* **WHAT TO PRODUCE**:
Below are some records; repeat them all exactly, minus the pictures.

[Data items]
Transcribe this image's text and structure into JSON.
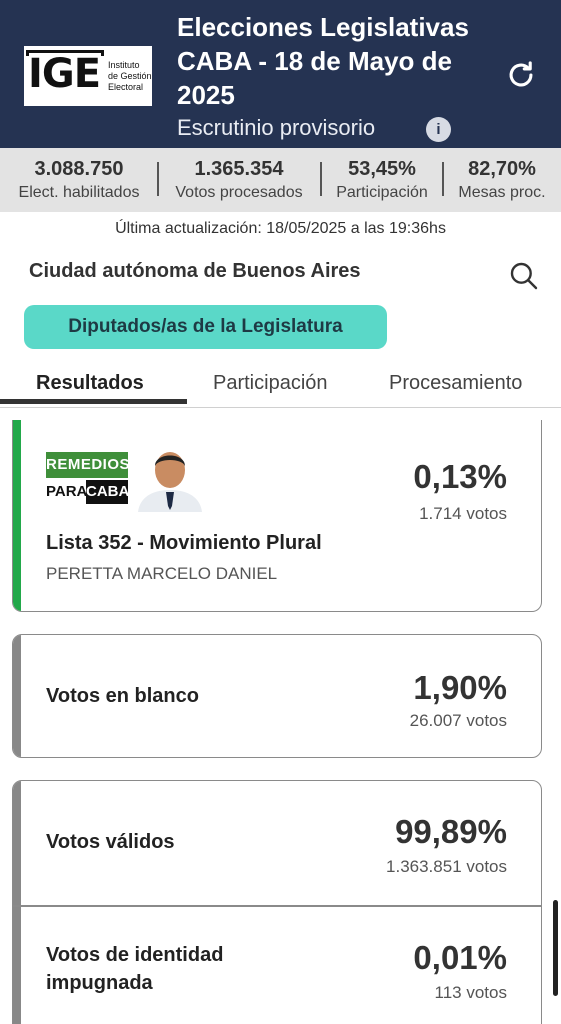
{
  "header": {
    "title": "Elecciones Legislativas CABA - 18 de Mayo de 2025",
    "subtitle": "Escrutinio provisorio",
    "logo_text": "IGE",
    "logo_sub": [
      "Instituto",
      "de Gestión",
      "Electoral"
    ],
    "info_icon": "i",
    "refresh_icon": "refresh-icon",
    "bg_color": "#253352"
  },
  "stats": [
    {
      "value": "3.088.750",
      "label": "Elect. habilitados"
    },
    {
      "value": "1.365.354",
      "label": "Votos procesados"
    },
    {
      "value": "53,45%",
      "label": "Participación"
    },
    {
      "value": "82,70%",
      "label": "Mesas proc."
    }
  ],
  "updated": "Última actualización: 18/05/2025 a las 19:36hs",
  "region": "Ciudad autónoma de Buenos Aires",
  "category_chip": "Diputados/as de la Legislatura",
  "chip_color": "#5ad8c8",
  "tabs": [
    {
      "label": "Resultados",
      "active": true
    },
    {
      "label": "Participación",
      "active": false
    },
    {
      "label": "Procesamiento",
      "active": false
    }
  ],
  "results": {
    "party": {
      "logo_top": "REMEDIOS",
      "logo_left": "PARA",
      "logo_right": "CABA",
      "list": "Lista 352 - Movimiento Plural",
      "candidate": "PERETTA MARCELO DANIEL",
      "pct": "0,13%",
      "votes": "1.714 votos",
      "color": "#22a84a"
    },
    "blank": {
      "label": "Votos en blanco",
      "pct": "1,90%",
      "votes": "26.007 votos"
    },
    "valid": {
      "label": "Votos válidos",
      "pct": "99,89%",
      "votes": "1.363.851 votos"
    },
    "impugned": {
      "label": "Votos de identidad impugnada",
      "pct": "0,01%",
      "votes": "113 votos"
    }
  }
}
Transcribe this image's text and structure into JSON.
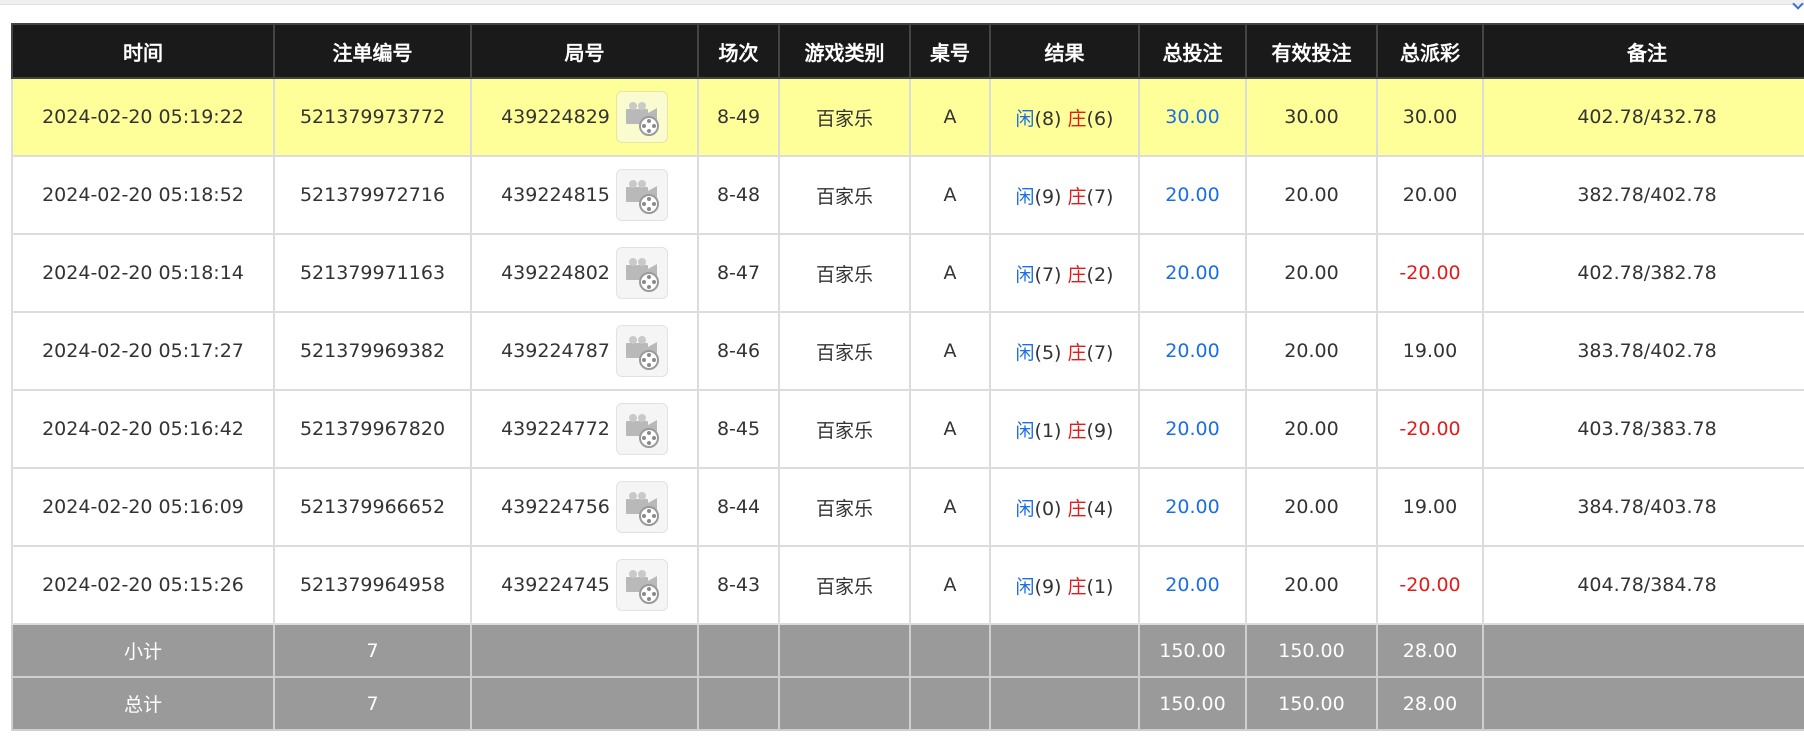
{
  "colors": {
    "header_bg": "#1a1a1a",
    "highlight_row": "#ffff99",
    "footer_bg": "#9a9a9a",
    "player_blue": "#1a6ee6",
    "banker_red": "#e21b1b"
  },
  "headers": [
    "时间",
    "注单编号",
    "局号",
    "场次",
    "游戏类别",
    "桌号",
    "结果",
    "总投注",
    "有效投注",
    "总派彩",
    "备注"
  ],
  "player_label": "闲",
  "banker_label": "庄",
  "rows": [
    {
      "time": "2024-02-20 05:19:22",
      "bet_id": "521379973772",
      "round_id": "439224829",
      "round_icon": "video-replay-icon",
      "session": "8-49",
      "game": "百家乐",
      "table": "A",
      "player_score": "(8)",
      "banker_score": "(6)",
      "total_bet": "30.00",
      "valid_bet": "30.00",
      "payout": "30.00",
      "payout_negative": false,
      "note": "402.78/432.78",
      "highlighted": true
    },
    {
      "time": "2024-02-20 05:18:52",
      "bet_id": "521379972716",
      "round_id": "439224815",
      "round_icon": "video-replay-icon",
      "session": "8-48",
      "game": "百家乐",
      "table": "A",
      "player_score": "(9)",
      "banker_score": "(7)",
      "total_bet": "20.00",
      "valid_bet": "20.00",
      "payout": "20.00",
      "payout_negative": false,
      "note": "382.78/402.78",
      "highlighted": false
    },
    {
      "time": "2024-02-20 05:18:14",
      "bet_id": "521379971163",
      "round_id": "439224802",
      "round_icon": "video-replay-icon",
      "session": "8-47",
      "game": "百家乐",
      "table": "A",
      "player_score": "(7)",
      "banker_score": "(2)",
      "total_bet": "20.00",
      "valid_bet": "20.00",
      "payout": "-20.00",
      "payout_negative": true,
      "note": "402.78/382.78",
      "highlighted": false
    },
    {
      "time": "2024-02-20 05:17:27",
      "bet_id": "521379969382",
      "round_id": "439224787",
      "round_icon": "video-replay-icon",
      "session": "8-46",
      "game": "百家乐",
      "table": "A",
      "player_score": "(5)",
      "banker_score": "(7)",
      "total_bet": "20.00",
      "valid_bet": "20.00",
      "payout": "19.00",
      "payout_negative": false,
      "note": "383.78/402.78",
      "highlighted": false
    },
    {
      "time": "2024-02-20 05:16:42",
      "bet_id": "521379967820",
      "round_id": "439224772",
      "round_icon": "video-replay-icon",
      "session": "8-45",
      "game": "百家乐",
      "table": "A",
      "player_score": "(1)",
      "banker_score": "(9)",
      "total_bet": "20.00",
      "valid_bet": "20.00",
      "payout": "-20.00",
      "payout_negative": true,
      "note": "403.78/383.78",
      "highlighted": false
    },
    {
      "time": "2024-02-20 05:16:09",
      "bet_id": "521379966652",
      "round_id": "439224756",
      "round_icon": "video-replay-icon",
      "session": "8-44",
      "game": "百家乐",
      "table": "A",
      "player_score": "(0)",
      "banker_score": "(4)",
      "total_bet": "20.00",
      "valid_bet": "20.00",
      "payout": "19.00",
      "payout_negative": false,
      "note": "384.78/403.78",
      "highlighted": false
    },
    {
      "time": "2024-02-20 05:15:26",
      "bet_id": "521379964958",
      "round_id": "439224745",
      "round_icon": "video-replay-icon",
      "session": "8-43",
      "game": "百家乐",
      "table": "A",
      "player_score": "(9)",
      "banker_score": "(1)",
      "total_bet": "20.00",
      "valid_bet": "20.00",
      "payout": "-20.00",
      "payout_negative": true,
      "note": "404.78/384.78",
      "highlighted": false
    }
  ],
  "subtotal": {
    "label": "小计",
    "count": "7",
    "total_bet": "150.00",
    "valid_bet": "150.00",
    "payout": "28.00"
  },
  "grand_total": {
    "label": "总计",
    "count": "7",
    "total_bet": "150.00",
    "valid_bet": "150.00",
    "payout": "28.00"
  }
}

* **RESPONSE TO THE TASK**:
Transcribe this image's text and structure into JSON.
{
  "header": {
    "title": "Elecciones Legislativas CABA - 18 de Mayo de 2025",
    "subtitle": "Escrutinio provisorio",
    "logo_text": "IGE",
    "logo_sub": [
      "Instituto",
      "de Gestión",
      "Electoral"
    ],
    "info_icon": "i",
    "refresh_icon": "refresh-icon",
    "bg_color": "#253352"
  },
  "stats": [
    {
      "value": "3.088.750",
      "label": "Elect. habilitados"
    },
    {
      "value": "1.365.354",
      "label": "Votos procesados"
    },
    {
      "value": "53,45%",
      "label": "Participación"
    },
    {
      "value": "82,70%",
      "label": "Mesas proc."
    }
  ],
  "updated": "Última actualización: 18/05/2025 a las 19:36hs",
  "region": "Ciudad autónoma de Buenos Aires",
  "category_chip": "Diputados/as de la Legislatura",
  "chip_color": "#5ad8c8",
  "tabs": [
    {
      "label": "Resultados",
      "active": true
    },
    {
      "label": "Participación",
      "active": false
    },
    {
      "label": "Procesamiento",
      "active": false
    }
  ],
  "results": {
    "party": {
      "logo_top": "REMEDIOS",
      "logo_left": "PARA",
      "logo_right": "CABA",
      "list": "Lista 352 - Movimiento Plural",
      "candidate": "PERETTA MARCELO DANIEL",
      "pct": "0,13%",
      "votes": "1.714 votos",
      "color": "#22a84a"
    },
    "blank": {
      "label": "Votos en blanco",
      "pct": "1,90%",
      "votes": "26.007 votos"
    },
    "valid": {
      "label": "Votos válidos",
      "pct": "99,89%",
      "votes": "1.363.851 votos"
    },
    "impugned": {
      "label": "Votos de identidad impugnada",
      "pct": "0,01%",
      "votes": "113 votos"
    }
  }
}
Transcribe this image's text and structure into JSON.
{
  "colors": {
    "header_bg": "#1a1a1a",
    "highlight_row": "#ffff99",
    "footer_bg": "#9a9a9a",
    "player_blue": "#1a6ee6",
    "banker_red": "#e21b1b"
  },
  "headers": [
    "时间",
    "注单编号",
    "局号",
    "场次",
    "游戏类别",
    "桌号",
    "结果",
    "总投注",
    "有效投注",
    "总派彩",
    "备注"
  ],
  "player_label": "闲",
  "banker_label": "庄",
  "rows": [
    {
      "time": "2024-02-20 05:19:22",
      "bet_id": "521379973772",
      "round_id": "439224829",
      "round_icon": "video-replay-icon",
      "session": "8-49",
      "game": "百家乐",
      "table": "A",
      "player_score": "(8)",
      "banker_score": "(6)",
      "total_bet": "30.00",
      "valid_bet": "30.00",
      "payout": "30.00",
      "payout_negative": false,
      "note": "402.78/432.78",
      "highlighted": true
    },
    {
      "time": "2024-02-20 05:18:52",
      "bet_id": "521379972716",
      "round_id": "439224815",
      "round_icon": "video-replay-icon",
      "session": "8-48",
      "game": "百家乐",
      "table": "A",
      "player_score": "(9)",
      "banker_score": "(7)",
      "total_bet": "20.00",
      "valid_bet": "20.00",
      "payout": "20.00",
      "payout_negative": false,
      "note": "382.78/402.78",
      "highlighted": false
    },
    {
      "time": "2024-02-20 05:18:14",
      "bet_id": "521379971163",
      "round_id": "439224802",
      "round_icon": "video-replay-icon",
      "session": "8-47",
      "game": "百家乐",
      "table": "A",
      "player_score": "(7)",
      "banker_score": "(2)",
      "total_bet": "20.00",
      "valid_bet": "20.00",
      "payout": "-20.00",
      "payout_negative": true,
      "note": "402.78/382.78",
      "highlighted": false
    },
    {
      "time": "2024-02-20 05:17:27",
      "bet_id": "521379969382",
      "round_id": "439224787",
      "round_icon": "video-replay-icon",
      "session": "8-46",
      "game": "百家乐",
      "table": "A",
      "player_score": "(5)",
      "banker_score": "(7)",
      "total_bet": "20.00",
      "valid_bet": "20.00",
      "payout": "19.00",
      "payout_negative": false,
      "note": "383.78/402.78",
      "highlighted": false
    },
    {
      "time": "2024-02-20 05:16:42",
      "bet_id": "521379967820",
      "round_id": "439224772",
      "round_icon": "video-replay-icon",
      "session": "8-45",
      "game": "百家乐",
      "table": "A",
      "player_score": "(1)",
      "banker_score": "(9)",
      "total_bet": "20.00",
      "valid_bet": "20.00",
      "payout": "-20.00",
      "payout_negative": true,
      "note": "403.78/383.78",
      "highlighted": false
    },
    {
      "time": "2024-02-20 05:16:09",
      "bet_id": "521379966652",
      "round_id": "439224756",
      "round_icon": "video-replay-icon",
      "session": "8-44",
      "game": "百家乐",
      "table": "A",
      "player_score": "(0)",
      "banker_score": "(4)",
      "total_bet": "20.00",
      "valid_bet": "20.00",
      "payout": "19.00",
      "payout_negative": false,
      "note": "384.78/403.78",
      "highlighted": false
    },
    {
      "time": "2024-02-20 05:15:26",
      "bet_id": "521379964958",
      "round_id": "439224745",
      "round_icon": "video-replay-icon",
      "session": "8-43",
      "game": "百家乐",
      "table": "A",
      "player_score": "(9)",
      "banker_score": "(1)",
      "total_bet": "20.00",
      "valid_bet": "20.00",
      "payout": "-20.00",
      "payout_negative": true,
      "note": "404.78/384.78",
      "highlighted": false
    }
  ],
  "subtotal": {
    "label": "小计",
    "count": "7",
    "total_bet": "150.00",
    "valid_bet": "150.00",
    "payout": "28.00"
  },
  "grand_total": {
    "label": "总计",
    "count": "7",
    "total_bet": "150.00",
    "valid_bet": "150.00",
    "payout": "28.00"
  }
}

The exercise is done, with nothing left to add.